* Written exercise:
Using the data below, copy each line that includes the word "Rack".

(Some records)
begin

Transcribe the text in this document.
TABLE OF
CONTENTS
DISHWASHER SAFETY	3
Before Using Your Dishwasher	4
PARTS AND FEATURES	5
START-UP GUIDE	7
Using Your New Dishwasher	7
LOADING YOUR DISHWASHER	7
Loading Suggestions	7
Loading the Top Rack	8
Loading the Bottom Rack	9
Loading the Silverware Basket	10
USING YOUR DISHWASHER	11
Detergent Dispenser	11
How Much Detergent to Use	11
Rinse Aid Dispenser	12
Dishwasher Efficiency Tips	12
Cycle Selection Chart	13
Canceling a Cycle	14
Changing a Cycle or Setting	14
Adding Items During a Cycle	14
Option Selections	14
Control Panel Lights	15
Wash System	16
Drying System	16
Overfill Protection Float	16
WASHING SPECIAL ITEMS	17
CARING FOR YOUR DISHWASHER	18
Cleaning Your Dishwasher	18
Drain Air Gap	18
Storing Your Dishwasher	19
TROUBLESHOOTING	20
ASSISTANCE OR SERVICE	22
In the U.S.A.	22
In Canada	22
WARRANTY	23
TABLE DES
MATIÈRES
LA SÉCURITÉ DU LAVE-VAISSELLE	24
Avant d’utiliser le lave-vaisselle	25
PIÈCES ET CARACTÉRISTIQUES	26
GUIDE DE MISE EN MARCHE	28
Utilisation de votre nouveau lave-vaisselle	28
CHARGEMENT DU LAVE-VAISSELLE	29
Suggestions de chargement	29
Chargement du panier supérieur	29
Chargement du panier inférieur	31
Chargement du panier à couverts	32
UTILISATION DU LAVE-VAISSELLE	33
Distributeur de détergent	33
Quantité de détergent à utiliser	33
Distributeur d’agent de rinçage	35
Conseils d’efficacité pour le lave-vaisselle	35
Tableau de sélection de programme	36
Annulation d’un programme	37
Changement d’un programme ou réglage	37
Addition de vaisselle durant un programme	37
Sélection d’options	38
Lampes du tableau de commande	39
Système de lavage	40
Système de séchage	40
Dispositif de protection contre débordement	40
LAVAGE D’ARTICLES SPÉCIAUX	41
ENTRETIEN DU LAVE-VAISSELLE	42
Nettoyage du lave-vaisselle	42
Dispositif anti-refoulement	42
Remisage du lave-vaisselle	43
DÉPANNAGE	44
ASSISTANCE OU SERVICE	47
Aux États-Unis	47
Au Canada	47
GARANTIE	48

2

end
begin

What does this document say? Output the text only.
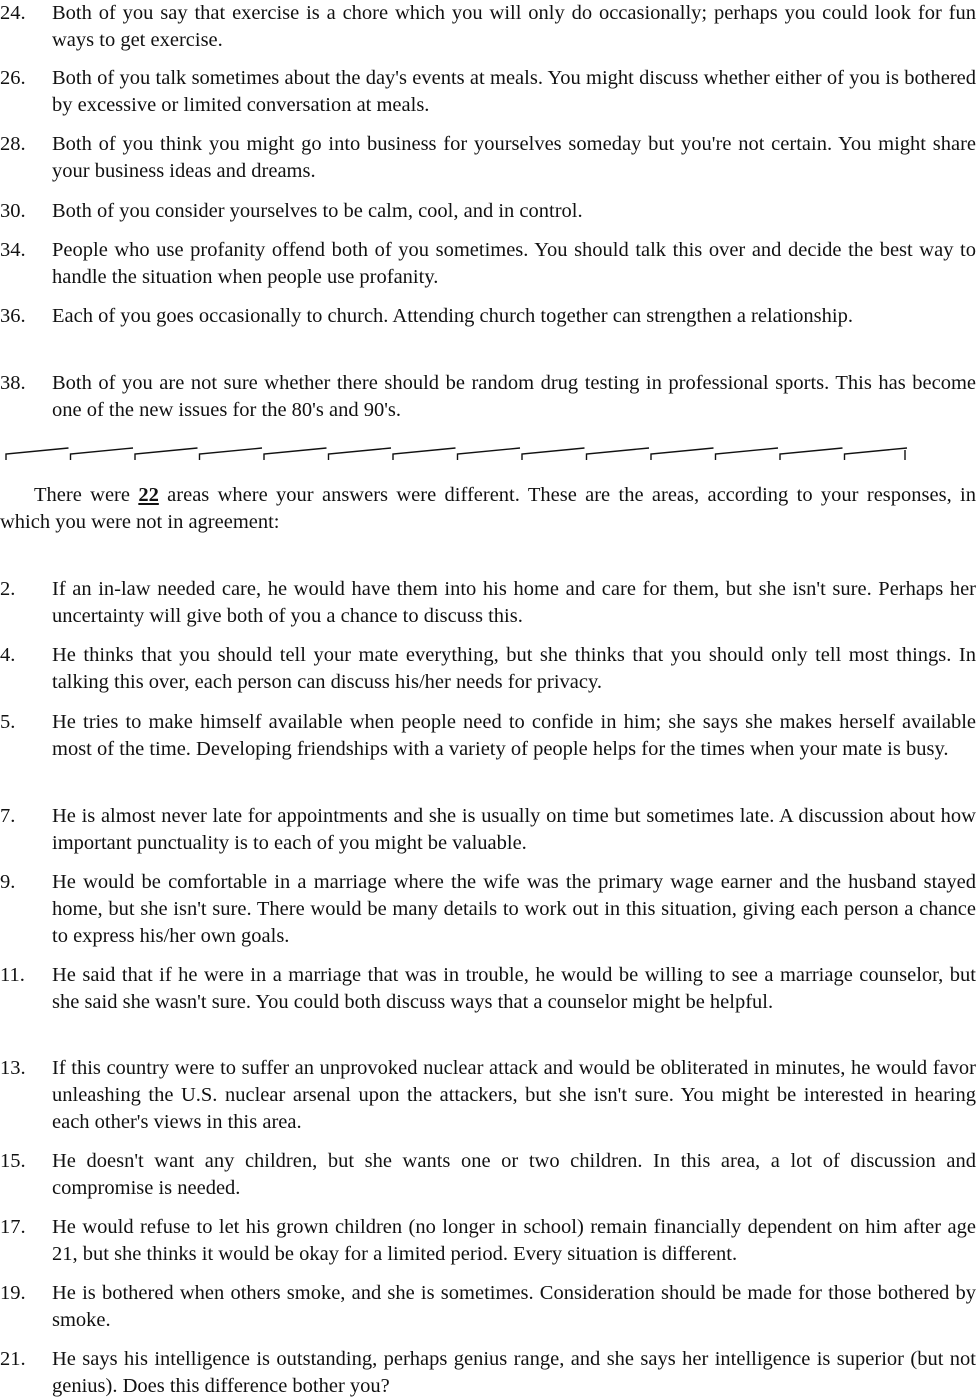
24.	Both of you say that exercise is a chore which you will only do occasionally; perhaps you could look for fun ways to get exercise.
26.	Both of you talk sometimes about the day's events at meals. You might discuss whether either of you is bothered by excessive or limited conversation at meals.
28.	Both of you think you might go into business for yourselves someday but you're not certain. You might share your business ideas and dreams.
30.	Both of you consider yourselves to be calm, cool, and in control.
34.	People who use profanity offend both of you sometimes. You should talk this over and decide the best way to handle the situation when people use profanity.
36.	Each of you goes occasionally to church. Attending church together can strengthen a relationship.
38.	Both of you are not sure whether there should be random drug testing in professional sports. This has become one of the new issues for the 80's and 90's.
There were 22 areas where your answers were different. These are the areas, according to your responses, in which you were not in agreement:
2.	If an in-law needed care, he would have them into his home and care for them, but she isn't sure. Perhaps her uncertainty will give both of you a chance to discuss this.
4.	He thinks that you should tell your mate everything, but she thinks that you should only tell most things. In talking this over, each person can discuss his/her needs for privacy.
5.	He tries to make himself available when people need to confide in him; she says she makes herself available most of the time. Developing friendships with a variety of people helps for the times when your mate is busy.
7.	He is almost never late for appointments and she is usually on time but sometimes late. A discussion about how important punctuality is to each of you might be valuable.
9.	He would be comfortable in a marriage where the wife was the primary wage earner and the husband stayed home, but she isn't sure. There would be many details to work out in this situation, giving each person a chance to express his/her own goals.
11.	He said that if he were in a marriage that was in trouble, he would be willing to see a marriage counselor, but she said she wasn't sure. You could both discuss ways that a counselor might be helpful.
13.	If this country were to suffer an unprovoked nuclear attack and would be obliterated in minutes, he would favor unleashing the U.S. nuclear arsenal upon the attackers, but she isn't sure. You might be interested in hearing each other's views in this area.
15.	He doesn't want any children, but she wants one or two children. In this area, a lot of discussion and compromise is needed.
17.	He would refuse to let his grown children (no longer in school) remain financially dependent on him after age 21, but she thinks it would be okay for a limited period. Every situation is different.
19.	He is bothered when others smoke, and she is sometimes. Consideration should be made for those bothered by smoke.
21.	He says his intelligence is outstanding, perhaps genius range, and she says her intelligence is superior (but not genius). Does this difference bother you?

end

* The completed task:
Loading the Top Rack	8
Loading the Bottom Rack	9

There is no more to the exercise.